* Stated goal *
From the entries provided below, copy each line that contains the word "directive".

──────── Data section ────────

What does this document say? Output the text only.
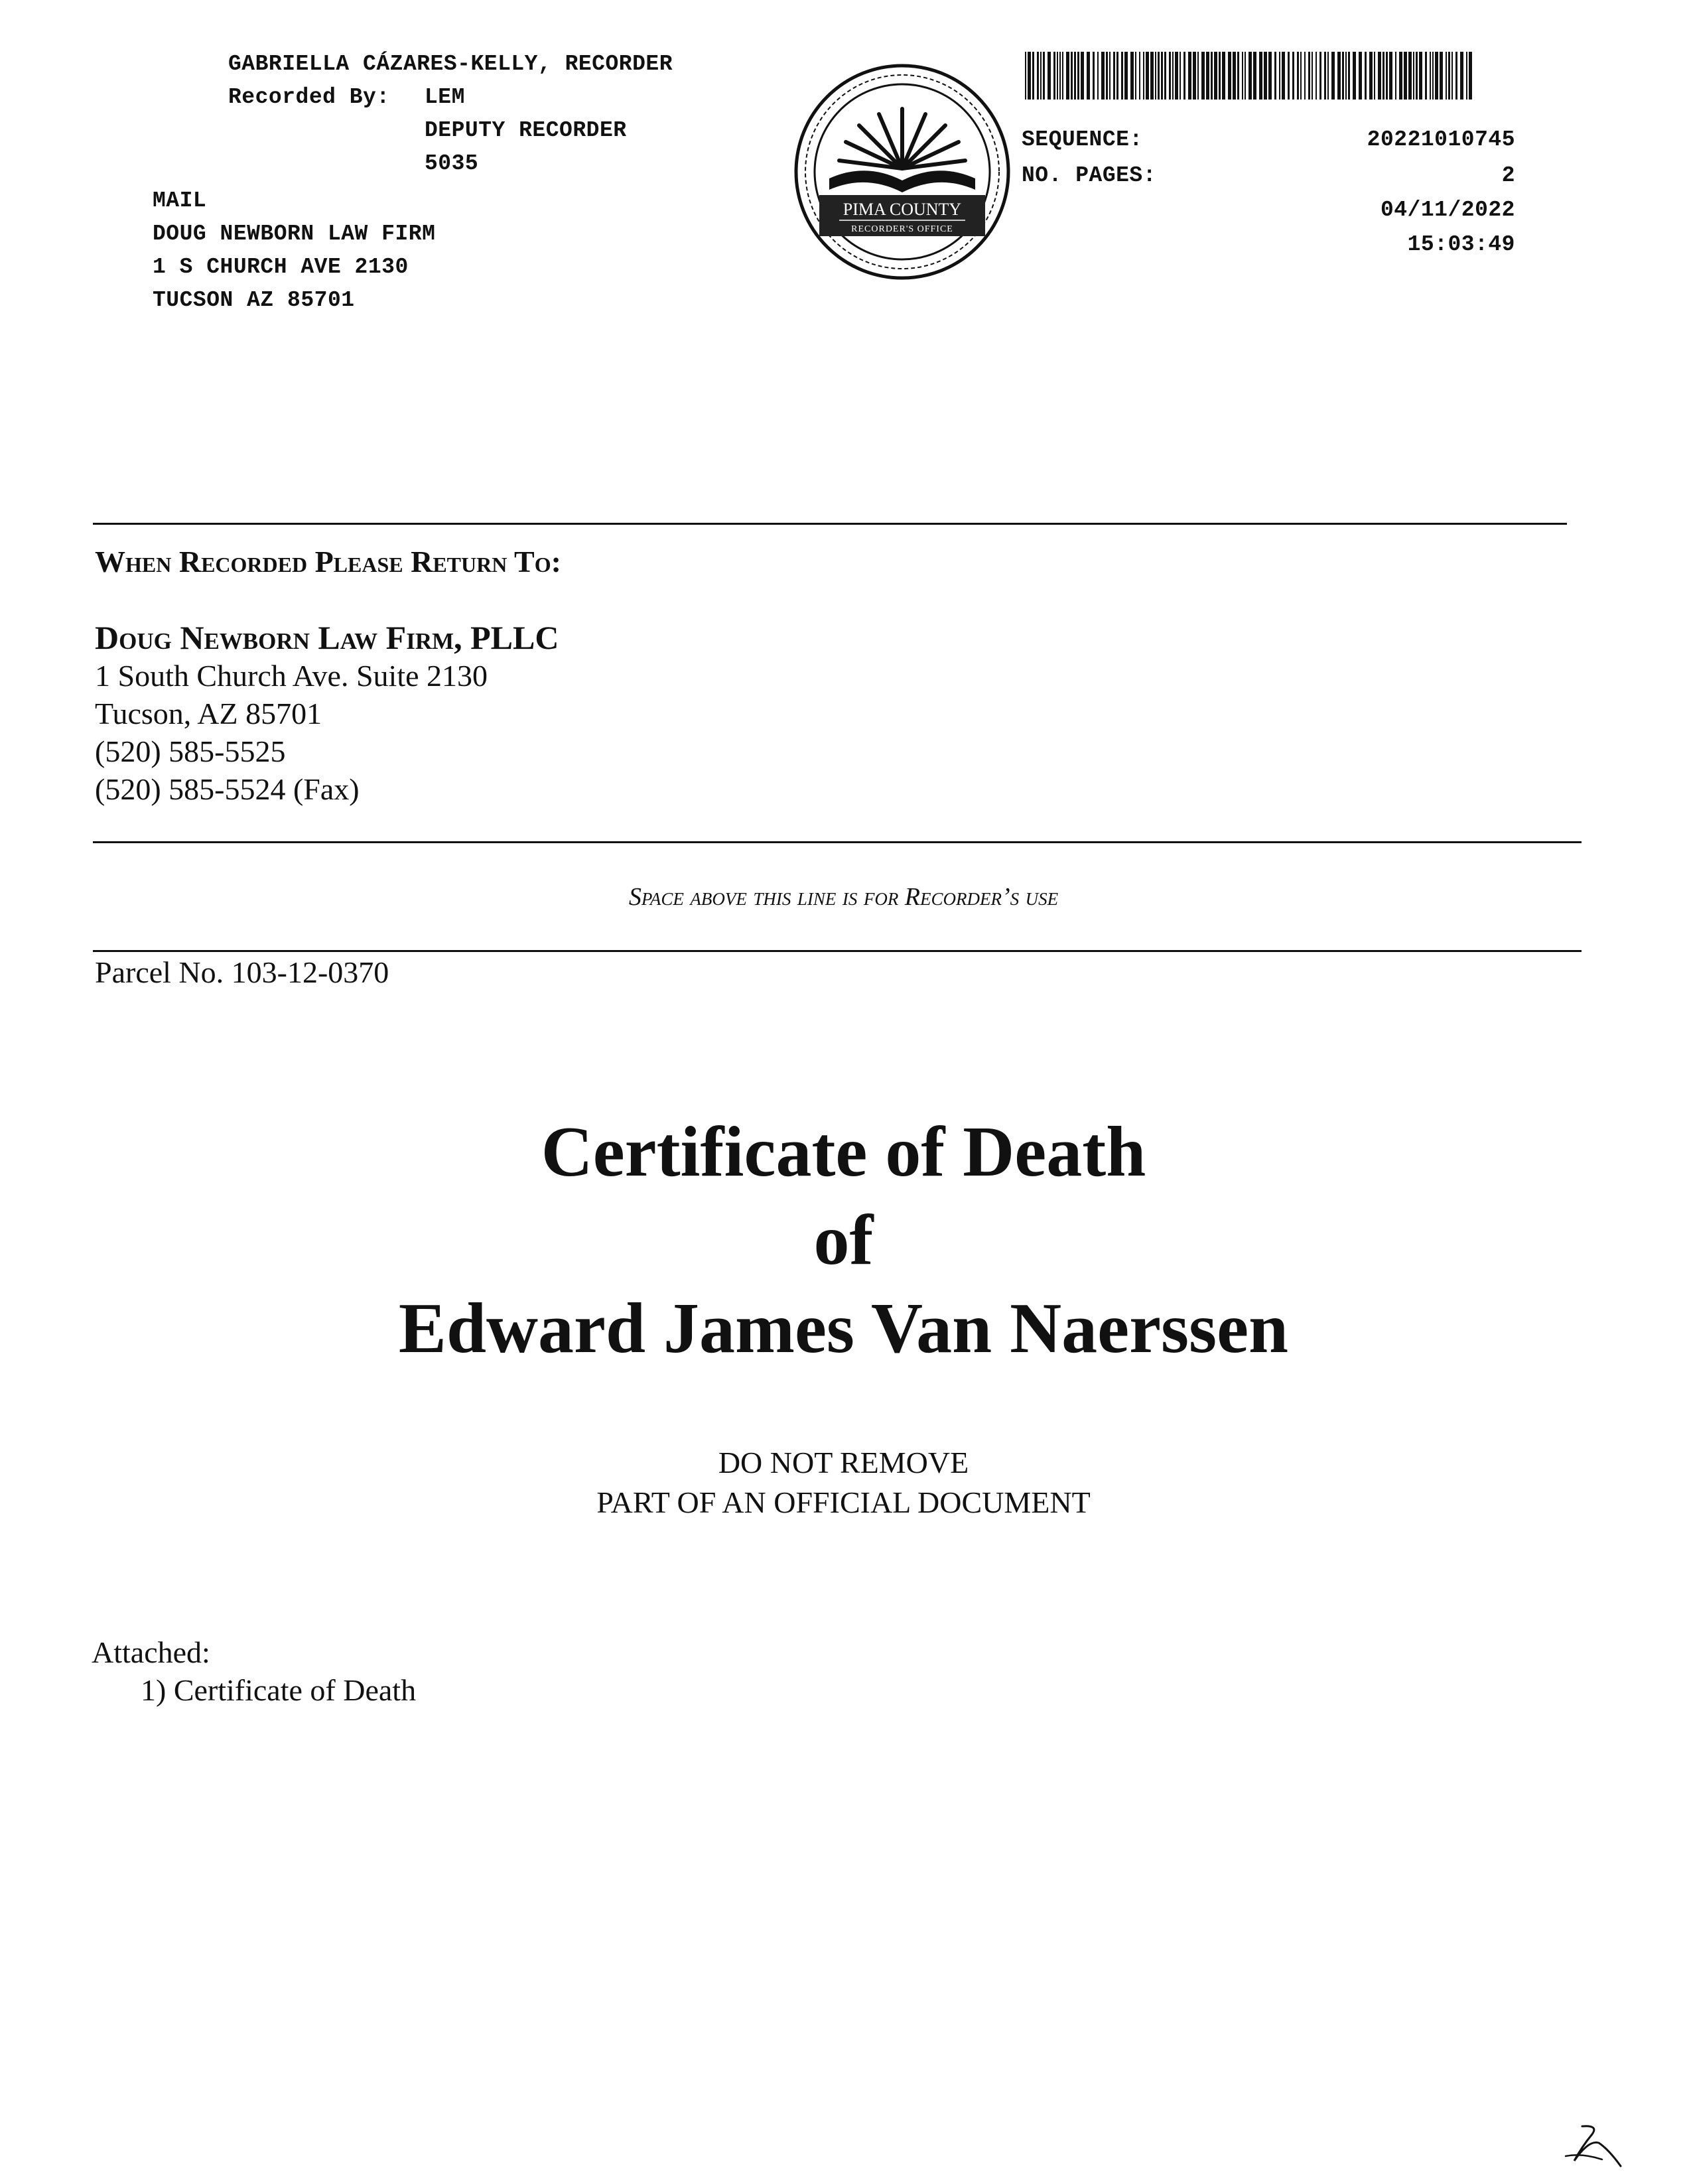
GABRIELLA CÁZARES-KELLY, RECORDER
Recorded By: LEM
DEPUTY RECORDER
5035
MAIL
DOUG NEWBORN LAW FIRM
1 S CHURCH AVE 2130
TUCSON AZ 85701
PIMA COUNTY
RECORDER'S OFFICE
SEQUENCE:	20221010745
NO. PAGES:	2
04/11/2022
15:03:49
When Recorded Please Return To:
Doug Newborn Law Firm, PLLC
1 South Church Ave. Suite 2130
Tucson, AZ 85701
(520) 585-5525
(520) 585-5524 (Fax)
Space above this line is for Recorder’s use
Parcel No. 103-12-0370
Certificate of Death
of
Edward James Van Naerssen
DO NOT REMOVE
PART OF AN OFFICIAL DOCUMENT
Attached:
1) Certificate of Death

────────
──────── Data section ────────

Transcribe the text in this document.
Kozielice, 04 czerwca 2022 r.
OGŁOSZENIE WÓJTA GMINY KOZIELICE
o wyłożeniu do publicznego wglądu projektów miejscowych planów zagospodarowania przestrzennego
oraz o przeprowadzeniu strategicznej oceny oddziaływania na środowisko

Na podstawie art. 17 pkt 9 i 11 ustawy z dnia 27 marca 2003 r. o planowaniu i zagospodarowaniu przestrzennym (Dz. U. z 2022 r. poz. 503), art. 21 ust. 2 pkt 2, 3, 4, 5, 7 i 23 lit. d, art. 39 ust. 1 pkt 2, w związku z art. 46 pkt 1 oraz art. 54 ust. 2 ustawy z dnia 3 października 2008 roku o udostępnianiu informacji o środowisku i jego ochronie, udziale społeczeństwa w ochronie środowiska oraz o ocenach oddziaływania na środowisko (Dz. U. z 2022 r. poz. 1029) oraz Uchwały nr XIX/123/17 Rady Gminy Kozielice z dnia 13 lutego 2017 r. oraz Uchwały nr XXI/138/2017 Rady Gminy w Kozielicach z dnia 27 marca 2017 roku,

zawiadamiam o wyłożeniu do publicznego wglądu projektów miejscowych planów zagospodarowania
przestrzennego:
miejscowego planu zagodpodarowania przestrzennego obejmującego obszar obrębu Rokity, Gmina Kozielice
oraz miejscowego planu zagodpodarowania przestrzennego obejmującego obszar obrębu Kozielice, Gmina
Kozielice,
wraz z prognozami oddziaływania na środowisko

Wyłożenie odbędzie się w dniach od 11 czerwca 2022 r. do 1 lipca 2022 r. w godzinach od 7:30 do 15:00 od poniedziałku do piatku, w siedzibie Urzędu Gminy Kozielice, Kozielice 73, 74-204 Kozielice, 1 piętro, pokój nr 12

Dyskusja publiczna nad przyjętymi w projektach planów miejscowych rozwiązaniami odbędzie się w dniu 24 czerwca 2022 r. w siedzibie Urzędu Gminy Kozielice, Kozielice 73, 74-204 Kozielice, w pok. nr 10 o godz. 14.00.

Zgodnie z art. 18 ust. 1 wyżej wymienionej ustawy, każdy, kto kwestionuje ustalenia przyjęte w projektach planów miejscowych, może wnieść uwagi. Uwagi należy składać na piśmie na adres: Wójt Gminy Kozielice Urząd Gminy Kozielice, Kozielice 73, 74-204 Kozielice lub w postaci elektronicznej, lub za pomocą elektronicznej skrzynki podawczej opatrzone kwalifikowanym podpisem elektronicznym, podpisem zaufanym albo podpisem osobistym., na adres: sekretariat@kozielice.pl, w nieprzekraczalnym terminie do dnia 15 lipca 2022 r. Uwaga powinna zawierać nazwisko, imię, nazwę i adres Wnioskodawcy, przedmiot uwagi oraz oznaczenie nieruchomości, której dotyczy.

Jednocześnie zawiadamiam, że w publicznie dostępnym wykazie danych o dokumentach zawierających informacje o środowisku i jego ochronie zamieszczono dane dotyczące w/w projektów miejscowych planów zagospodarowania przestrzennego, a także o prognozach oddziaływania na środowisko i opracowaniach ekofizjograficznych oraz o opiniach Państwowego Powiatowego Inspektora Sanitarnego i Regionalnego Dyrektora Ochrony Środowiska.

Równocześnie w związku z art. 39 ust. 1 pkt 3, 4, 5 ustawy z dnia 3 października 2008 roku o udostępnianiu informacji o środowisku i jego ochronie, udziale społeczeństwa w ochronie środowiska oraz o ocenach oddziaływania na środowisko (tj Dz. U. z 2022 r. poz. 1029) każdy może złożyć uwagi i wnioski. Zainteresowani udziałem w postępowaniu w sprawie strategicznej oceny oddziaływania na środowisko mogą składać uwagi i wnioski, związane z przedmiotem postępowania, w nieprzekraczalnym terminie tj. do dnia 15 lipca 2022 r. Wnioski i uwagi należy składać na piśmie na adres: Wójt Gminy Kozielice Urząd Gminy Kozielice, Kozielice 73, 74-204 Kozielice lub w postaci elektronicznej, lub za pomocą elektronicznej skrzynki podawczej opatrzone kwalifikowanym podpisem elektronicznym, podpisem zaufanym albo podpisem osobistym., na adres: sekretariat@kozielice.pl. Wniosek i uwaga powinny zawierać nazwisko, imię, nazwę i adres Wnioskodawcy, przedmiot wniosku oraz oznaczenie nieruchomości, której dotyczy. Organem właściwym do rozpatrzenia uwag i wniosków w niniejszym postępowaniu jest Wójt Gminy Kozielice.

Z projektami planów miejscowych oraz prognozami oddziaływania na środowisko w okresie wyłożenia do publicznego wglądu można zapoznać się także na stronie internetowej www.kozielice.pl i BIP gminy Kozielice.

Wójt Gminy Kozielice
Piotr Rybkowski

────────
──────── Data section ────────

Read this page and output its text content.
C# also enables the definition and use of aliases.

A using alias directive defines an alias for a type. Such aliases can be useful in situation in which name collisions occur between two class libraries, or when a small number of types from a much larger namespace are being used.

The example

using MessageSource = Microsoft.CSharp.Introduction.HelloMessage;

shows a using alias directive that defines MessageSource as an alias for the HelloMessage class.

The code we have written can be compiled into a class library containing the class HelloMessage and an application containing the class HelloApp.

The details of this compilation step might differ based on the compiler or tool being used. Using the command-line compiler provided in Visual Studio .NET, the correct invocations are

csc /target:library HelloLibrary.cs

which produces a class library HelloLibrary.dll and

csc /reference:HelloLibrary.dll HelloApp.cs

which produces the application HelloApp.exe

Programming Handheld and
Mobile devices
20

────────

* Task output *
A using alias directive defines an alias for a type. Such aliases can be useful in situation in which name collisions occur between two class libraries, or when a small number of types from a much larger namespace are being used.
shows a using alias directive that defines MessageSource as an alias for the HelloMessage class.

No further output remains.